● **Supplied records**
--- START ---

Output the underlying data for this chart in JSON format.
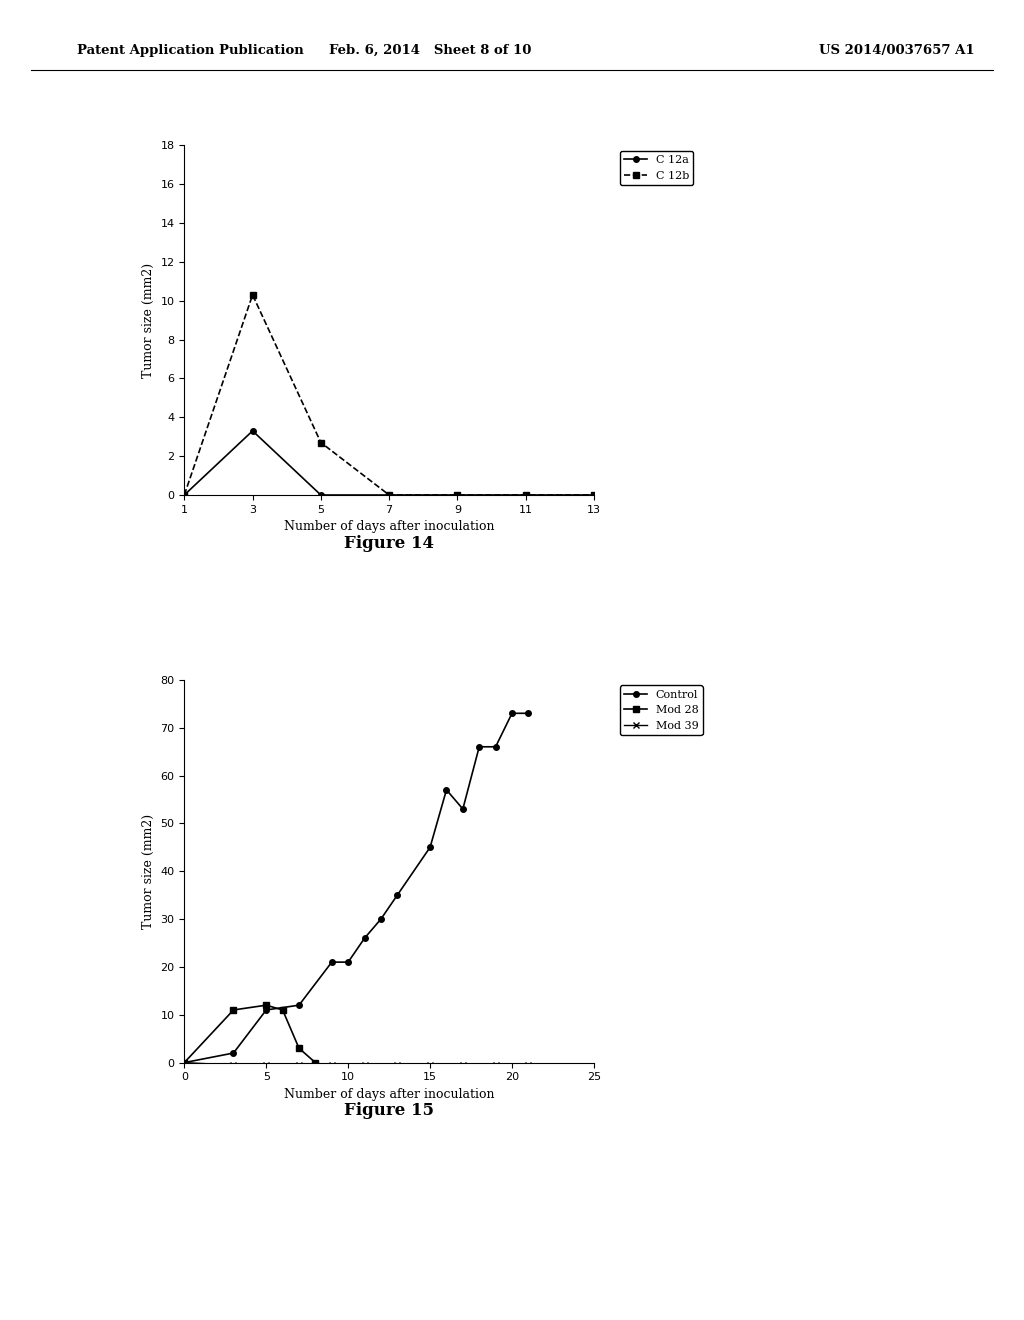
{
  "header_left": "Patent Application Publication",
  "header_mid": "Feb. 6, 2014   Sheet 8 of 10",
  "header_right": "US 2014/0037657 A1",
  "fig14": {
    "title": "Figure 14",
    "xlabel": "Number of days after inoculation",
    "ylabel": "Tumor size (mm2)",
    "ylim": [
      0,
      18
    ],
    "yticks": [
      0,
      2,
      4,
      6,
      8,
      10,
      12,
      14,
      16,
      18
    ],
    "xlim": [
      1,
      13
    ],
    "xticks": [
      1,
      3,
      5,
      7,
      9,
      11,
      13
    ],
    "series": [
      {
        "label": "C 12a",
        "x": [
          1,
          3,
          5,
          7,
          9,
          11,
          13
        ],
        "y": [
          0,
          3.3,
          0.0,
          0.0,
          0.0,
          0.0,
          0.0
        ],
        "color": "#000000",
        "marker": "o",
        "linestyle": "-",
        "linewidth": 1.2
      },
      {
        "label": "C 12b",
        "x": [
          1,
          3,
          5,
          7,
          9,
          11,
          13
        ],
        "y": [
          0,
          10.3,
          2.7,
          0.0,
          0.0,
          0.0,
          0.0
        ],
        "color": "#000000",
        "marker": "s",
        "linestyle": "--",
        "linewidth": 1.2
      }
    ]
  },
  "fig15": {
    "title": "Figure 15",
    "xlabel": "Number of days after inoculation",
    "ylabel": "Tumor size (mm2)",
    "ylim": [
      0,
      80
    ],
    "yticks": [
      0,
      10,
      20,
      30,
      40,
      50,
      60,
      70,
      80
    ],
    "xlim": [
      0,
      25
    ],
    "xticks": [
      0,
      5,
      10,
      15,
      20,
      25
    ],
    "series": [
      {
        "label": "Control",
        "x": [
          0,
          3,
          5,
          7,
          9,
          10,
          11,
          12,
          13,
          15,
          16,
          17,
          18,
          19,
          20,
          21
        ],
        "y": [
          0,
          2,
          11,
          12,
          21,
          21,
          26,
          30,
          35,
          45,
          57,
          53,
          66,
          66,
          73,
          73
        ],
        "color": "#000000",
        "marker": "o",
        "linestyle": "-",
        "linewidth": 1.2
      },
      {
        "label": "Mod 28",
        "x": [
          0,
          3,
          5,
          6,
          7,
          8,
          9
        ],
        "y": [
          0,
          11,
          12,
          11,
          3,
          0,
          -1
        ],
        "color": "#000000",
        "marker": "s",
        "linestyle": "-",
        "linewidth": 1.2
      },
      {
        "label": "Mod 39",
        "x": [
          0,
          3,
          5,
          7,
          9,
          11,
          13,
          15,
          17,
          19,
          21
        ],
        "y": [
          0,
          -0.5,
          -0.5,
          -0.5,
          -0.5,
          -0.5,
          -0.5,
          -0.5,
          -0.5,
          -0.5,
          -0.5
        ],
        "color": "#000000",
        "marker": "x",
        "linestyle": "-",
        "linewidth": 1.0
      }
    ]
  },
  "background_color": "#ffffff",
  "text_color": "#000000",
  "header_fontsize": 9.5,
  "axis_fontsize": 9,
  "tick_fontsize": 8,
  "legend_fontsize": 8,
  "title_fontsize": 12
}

--- END ---
--- START ---

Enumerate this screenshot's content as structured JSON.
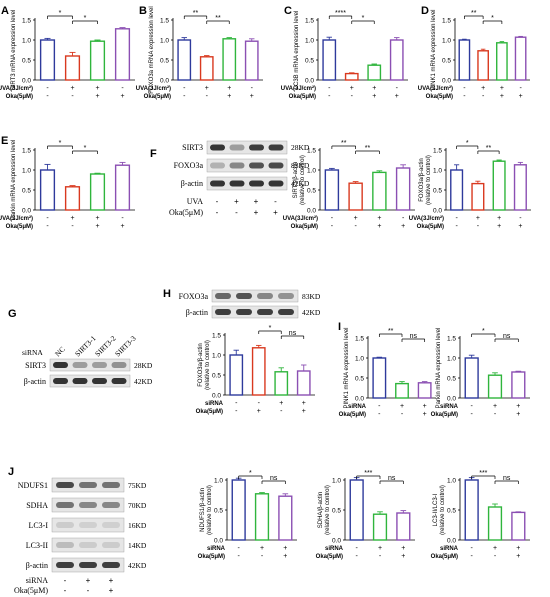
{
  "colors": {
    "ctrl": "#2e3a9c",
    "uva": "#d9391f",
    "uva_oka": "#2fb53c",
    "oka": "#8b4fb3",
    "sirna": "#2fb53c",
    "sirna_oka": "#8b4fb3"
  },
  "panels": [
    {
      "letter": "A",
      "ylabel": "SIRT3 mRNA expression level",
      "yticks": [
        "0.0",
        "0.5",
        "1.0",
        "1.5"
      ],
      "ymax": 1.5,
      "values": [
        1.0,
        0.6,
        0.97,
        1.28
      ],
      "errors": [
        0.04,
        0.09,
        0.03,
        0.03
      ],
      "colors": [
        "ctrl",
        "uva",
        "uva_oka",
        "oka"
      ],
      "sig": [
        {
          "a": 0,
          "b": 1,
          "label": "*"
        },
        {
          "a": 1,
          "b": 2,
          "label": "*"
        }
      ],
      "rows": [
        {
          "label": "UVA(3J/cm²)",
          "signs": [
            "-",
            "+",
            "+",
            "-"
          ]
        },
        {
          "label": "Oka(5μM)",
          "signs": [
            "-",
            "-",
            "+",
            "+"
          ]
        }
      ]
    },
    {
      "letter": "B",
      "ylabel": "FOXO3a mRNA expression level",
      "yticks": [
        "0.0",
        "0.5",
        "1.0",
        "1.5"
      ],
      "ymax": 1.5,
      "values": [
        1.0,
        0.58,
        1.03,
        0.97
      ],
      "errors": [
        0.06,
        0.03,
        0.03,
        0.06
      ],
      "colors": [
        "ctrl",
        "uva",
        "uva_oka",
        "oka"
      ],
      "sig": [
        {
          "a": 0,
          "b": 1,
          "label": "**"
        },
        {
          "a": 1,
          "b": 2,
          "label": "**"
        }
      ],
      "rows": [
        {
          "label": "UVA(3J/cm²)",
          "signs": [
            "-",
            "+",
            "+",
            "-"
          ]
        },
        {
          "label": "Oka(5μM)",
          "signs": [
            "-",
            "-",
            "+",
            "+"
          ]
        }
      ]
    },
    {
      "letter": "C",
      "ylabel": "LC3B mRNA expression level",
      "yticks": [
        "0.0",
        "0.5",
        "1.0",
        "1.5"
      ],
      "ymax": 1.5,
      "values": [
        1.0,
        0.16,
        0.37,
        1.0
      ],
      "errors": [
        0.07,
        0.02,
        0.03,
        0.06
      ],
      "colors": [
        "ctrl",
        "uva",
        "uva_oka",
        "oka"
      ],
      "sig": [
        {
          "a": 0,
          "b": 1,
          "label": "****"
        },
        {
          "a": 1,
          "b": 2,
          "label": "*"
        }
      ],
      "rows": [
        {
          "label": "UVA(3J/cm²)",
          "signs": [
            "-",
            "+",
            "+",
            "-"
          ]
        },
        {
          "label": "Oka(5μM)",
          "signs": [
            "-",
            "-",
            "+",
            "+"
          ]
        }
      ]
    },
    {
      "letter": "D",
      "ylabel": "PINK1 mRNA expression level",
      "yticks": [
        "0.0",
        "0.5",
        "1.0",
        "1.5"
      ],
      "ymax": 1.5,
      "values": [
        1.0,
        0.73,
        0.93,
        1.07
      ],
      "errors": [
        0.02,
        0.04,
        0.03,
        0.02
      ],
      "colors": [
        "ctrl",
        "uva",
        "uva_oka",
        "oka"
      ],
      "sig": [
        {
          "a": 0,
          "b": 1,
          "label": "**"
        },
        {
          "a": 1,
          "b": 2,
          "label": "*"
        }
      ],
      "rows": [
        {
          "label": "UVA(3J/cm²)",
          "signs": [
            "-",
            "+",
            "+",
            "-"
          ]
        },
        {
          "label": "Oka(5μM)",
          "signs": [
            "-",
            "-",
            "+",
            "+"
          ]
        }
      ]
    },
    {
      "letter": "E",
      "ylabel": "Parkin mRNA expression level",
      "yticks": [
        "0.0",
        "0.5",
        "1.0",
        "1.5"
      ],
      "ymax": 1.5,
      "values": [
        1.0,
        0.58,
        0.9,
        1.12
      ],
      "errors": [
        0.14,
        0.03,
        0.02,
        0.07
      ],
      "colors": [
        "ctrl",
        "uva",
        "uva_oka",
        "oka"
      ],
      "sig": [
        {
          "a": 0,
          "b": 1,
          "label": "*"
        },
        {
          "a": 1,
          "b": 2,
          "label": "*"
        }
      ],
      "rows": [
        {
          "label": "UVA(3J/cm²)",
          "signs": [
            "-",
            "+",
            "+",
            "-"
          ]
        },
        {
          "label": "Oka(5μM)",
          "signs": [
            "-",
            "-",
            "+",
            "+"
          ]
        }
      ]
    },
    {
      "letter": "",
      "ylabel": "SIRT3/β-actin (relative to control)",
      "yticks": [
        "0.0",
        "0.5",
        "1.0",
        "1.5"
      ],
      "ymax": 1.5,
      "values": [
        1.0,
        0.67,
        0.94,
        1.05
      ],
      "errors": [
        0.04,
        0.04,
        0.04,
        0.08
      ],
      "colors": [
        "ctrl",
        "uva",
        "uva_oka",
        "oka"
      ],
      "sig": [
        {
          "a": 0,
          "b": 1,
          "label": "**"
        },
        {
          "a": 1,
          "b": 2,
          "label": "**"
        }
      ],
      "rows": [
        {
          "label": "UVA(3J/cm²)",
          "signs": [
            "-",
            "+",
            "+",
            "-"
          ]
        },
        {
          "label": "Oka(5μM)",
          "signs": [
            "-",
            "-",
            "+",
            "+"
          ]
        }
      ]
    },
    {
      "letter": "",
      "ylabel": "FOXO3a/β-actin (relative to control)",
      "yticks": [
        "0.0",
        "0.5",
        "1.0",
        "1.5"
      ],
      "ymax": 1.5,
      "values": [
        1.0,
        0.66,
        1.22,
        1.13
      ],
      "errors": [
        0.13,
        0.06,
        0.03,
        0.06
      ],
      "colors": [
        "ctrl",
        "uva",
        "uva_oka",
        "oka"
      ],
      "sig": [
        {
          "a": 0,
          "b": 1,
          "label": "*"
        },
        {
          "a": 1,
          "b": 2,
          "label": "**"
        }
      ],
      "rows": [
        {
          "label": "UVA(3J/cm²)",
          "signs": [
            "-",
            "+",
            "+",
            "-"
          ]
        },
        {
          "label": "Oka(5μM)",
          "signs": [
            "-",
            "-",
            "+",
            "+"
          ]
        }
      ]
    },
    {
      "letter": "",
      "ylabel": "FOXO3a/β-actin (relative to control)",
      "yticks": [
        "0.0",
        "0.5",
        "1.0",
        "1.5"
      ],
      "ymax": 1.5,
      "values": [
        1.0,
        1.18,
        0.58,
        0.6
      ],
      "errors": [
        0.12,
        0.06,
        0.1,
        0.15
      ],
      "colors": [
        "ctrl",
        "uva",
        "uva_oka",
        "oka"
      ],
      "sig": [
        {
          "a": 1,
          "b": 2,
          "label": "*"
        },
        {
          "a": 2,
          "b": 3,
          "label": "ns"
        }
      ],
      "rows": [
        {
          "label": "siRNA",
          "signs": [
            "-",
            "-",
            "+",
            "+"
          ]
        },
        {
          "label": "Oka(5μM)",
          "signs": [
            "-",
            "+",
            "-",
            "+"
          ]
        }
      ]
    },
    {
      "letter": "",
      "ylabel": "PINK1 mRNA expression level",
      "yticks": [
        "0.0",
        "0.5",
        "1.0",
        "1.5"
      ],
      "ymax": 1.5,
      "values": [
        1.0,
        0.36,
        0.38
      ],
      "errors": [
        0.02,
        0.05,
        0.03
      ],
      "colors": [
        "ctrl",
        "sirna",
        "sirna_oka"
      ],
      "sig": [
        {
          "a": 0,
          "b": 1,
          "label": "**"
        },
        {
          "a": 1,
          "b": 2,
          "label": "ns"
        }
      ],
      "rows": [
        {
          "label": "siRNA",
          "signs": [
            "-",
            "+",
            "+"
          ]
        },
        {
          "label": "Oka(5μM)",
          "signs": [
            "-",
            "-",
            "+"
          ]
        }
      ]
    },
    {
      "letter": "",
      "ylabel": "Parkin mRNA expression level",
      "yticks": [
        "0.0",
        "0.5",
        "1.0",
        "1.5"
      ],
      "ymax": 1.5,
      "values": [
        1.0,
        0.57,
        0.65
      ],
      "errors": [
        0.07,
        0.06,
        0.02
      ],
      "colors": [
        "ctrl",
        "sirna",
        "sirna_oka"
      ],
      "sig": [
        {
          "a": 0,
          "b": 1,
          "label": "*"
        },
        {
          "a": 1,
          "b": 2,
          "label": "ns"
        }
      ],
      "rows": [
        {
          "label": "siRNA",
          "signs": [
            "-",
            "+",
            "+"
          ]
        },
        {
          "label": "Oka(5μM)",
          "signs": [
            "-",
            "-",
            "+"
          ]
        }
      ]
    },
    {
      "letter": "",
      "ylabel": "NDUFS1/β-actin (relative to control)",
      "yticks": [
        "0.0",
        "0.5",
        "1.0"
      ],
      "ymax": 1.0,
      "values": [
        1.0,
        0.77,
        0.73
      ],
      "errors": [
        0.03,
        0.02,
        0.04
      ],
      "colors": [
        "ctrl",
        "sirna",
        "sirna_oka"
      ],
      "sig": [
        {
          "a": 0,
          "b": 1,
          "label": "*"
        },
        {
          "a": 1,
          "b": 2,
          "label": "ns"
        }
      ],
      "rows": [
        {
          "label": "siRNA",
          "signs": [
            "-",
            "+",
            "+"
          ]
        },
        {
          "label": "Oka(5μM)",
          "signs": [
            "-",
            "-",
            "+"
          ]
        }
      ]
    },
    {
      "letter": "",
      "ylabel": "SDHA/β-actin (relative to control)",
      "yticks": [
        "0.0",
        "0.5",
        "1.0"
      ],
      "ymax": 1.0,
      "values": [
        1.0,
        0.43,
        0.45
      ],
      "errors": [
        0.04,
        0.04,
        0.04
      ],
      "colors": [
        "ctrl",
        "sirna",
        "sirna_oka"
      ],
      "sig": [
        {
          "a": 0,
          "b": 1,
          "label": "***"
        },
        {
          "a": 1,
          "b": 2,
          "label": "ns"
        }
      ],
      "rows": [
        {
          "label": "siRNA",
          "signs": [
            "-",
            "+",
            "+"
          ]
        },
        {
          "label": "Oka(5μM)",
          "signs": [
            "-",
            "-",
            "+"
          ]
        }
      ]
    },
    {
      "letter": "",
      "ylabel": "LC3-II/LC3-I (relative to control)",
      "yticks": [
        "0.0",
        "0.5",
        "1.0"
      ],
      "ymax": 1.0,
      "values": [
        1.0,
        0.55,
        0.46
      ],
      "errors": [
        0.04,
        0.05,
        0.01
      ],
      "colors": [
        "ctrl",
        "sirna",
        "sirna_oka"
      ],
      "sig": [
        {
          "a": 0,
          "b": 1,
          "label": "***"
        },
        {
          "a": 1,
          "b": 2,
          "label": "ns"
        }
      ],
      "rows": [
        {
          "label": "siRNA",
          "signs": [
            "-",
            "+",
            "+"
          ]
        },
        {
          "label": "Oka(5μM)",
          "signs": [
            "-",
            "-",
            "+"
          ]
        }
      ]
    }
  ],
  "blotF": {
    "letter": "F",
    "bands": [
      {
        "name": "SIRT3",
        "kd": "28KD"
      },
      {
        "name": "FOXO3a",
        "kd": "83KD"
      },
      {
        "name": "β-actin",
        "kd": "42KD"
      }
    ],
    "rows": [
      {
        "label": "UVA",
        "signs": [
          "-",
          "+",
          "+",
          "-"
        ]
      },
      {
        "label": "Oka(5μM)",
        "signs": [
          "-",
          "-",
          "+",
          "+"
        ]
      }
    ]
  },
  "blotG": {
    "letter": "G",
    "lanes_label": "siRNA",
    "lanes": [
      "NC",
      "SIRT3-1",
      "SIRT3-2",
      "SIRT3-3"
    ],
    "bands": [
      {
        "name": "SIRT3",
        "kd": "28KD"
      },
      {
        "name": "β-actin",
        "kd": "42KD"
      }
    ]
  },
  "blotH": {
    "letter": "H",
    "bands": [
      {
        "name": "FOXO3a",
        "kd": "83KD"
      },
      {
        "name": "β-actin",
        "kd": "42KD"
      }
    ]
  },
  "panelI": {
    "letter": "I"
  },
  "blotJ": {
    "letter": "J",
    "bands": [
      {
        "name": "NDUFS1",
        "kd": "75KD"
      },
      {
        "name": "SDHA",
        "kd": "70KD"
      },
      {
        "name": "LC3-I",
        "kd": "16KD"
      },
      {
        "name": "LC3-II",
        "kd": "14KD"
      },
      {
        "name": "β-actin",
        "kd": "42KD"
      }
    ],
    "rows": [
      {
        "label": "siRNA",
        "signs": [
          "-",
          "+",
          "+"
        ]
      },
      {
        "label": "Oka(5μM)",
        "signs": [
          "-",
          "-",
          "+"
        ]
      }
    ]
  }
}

--- END ---

In the records, find every line that has the string "relative" and copy it.

      "ylabel": "SIRT3/β-actin (relative to control)",
      "ylabel": "FOXO3a/β-actin (relative to control)",
      "ylabel": "FOXO3a/β-actin (relative to control)",
      "ylabel": "NDUFS1/β-actin (relative to control)",
      "ylabel": "SDHA/β-actin (relative to control)",
      "ylabel": "LC3-II/LC3-I (relative to control)",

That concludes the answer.